Records from a data source
++++++
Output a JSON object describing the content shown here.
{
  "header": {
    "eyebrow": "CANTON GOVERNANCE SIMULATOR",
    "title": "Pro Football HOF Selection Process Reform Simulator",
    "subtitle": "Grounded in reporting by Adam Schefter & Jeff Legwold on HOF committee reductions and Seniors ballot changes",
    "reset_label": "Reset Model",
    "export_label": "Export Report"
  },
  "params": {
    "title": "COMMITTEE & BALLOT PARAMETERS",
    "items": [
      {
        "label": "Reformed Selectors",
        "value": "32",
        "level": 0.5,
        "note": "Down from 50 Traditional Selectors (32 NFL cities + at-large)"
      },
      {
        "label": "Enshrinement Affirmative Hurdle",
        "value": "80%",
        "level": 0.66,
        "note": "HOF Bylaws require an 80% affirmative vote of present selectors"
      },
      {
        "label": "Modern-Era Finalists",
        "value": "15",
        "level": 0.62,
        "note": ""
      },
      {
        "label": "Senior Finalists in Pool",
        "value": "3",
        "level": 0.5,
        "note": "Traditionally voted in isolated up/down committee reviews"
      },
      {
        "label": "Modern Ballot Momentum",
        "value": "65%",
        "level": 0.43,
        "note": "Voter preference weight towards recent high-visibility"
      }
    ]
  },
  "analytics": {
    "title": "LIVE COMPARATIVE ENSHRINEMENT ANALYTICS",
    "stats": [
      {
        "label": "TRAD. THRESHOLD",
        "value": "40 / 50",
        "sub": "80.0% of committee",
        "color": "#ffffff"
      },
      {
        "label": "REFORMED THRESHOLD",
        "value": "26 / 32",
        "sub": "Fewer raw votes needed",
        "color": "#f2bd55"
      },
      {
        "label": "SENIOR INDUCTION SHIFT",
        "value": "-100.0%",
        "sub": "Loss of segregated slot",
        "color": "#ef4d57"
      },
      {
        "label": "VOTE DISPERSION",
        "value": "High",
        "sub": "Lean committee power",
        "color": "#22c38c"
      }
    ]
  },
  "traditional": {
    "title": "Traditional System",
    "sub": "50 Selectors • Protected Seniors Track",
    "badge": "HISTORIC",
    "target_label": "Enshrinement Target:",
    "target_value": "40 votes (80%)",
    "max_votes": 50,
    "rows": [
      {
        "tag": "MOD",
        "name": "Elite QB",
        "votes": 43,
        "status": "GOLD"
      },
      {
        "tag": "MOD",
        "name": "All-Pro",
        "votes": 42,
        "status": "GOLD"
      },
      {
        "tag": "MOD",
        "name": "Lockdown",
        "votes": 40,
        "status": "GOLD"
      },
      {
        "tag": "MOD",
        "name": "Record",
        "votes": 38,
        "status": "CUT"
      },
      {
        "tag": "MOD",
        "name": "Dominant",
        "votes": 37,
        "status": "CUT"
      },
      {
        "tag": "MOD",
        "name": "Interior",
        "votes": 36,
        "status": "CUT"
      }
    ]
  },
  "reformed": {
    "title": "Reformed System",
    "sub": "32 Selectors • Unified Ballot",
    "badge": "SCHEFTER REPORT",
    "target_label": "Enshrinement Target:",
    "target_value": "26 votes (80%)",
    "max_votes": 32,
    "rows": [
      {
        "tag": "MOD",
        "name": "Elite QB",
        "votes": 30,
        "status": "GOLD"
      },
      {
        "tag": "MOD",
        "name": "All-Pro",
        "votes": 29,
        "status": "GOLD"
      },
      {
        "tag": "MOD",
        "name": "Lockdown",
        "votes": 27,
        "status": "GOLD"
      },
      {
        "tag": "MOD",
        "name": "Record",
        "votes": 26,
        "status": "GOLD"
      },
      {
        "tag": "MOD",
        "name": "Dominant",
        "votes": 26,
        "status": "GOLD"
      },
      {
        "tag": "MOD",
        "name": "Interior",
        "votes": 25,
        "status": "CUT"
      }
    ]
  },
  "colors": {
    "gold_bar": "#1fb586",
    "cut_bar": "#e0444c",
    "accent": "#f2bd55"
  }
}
++++++
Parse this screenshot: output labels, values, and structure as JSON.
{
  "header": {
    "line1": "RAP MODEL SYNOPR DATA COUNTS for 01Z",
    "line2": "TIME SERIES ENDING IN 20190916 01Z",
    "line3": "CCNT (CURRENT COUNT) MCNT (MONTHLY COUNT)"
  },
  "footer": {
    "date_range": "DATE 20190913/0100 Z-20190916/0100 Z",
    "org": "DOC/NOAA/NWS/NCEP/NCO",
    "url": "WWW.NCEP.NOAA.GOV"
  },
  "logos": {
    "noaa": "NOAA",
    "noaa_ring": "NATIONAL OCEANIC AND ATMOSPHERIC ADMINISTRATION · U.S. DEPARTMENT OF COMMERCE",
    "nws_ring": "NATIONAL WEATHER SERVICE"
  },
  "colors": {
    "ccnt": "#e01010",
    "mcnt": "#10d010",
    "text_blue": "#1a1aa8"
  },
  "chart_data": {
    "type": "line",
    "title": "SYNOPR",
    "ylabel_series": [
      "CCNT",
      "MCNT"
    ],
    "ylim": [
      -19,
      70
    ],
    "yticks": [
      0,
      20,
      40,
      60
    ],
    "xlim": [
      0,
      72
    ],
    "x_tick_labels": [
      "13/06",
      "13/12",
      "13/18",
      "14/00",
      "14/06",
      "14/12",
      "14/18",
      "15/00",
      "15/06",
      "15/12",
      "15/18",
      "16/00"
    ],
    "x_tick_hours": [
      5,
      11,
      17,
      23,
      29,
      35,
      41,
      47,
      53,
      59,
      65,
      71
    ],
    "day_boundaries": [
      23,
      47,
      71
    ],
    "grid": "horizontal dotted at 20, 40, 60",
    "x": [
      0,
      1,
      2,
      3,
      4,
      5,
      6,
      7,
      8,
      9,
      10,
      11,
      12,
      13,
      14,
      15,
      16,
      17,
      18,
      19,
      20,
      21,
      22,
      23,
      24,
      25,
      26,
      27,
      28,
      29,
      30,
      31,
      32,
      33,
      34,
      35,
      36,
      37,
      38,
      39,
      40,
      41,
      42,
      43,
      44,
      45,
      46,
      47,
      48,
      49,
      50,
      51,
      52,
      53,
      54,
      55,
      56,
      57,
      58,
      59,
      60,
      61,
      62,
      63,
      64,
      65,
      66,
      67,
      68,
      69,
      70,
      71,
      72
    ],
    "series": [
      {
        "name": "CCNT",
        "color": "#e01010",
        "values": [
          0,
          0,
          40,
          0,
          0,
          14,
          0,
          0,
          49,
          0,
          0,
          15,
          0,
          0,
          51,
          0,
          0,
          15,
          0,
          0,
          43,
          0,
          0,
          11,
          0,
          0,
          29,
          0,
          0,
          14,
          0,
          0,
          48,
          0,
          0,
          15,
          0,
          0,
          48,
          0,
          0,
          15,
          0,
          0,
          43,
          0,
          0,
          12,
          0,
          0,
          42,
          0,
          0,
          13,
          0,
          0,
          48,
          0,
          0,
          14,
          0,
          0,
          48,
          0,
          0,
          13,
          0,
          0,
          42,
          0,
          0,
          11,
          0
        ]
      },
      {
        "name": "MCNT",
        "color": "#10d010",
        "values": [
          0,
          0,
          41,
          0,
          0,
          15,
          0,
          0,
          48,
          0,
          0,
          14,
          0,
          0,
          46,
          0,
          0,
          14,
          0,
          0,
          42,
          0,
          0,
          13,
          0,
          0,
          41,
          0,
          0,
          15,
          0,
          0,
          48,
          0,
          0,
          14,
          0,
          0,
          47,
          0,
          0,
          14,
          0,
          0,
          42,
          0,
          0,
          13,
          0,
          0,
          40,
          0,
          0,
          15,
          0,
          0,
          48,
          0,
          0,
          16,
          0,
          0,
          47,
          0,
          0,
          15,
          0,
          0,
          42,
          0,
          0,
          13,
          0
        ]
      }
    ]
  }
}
++++++
PROBLEM DESCRIPTION
Pick out each line containing the string "badge" and copy it.

TASK RESPONSE
    "badge": "HISTORIC",
    "badge": "SCHEFTER REPORT",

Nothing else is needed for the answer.